- _The exercise_:
Wherever the string "esetén" appears, copy the whole line.

Stored entries:

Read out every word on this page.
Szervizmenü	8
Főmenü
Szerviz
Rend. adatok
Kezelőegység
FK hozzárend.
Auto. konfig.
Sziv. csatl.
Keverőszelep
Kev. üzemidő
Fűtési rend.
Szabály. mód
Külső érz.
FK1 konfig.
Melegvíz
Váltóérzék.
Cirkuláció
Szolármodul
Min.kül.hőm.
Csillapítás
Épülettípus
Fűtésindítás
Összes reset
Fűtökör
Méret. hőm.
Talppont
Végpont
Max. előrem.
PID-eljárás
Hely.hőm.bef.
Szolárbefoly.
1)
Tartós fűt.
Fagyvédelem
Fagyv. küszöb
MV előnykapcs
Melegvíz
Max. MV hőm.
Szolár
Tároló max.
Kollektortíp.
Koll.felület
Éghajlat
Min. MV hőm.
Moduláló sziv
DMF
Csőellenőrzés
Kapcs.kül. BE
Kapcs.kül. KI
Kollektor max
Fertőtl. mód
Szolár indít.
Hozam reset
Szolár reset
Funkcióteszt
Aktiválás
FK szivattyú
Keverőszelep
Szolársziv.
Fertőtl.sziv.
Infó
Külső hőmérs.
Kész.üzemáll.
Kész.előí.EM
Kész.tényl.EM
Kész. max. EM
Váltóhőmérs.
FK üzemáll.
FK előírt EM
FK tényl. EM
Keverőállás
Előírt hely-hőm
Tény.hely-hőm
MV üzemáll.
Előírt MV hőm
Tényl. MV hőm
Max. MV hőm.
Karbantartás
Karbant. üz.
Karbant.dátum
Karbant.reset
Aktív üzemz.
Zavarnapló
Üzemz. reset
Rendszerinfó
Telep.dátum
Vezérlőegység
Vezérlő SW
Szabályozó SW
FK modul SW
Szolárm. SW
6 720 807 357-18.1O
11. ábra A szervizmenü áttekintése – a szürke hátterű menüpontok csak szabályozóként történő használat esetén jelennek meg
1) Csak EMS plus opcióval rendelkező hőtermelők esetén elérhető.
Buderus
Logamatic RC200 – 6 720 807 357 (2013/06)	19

- _Final answer_:
11. ábra A szervizmenü áttekintése – a szürke hátterű menüpontok csak szabályozóként történő használat esetén jelennek meg
1) Csak EMS plus opcióval rendelkező hőtermelők esetén elérhető.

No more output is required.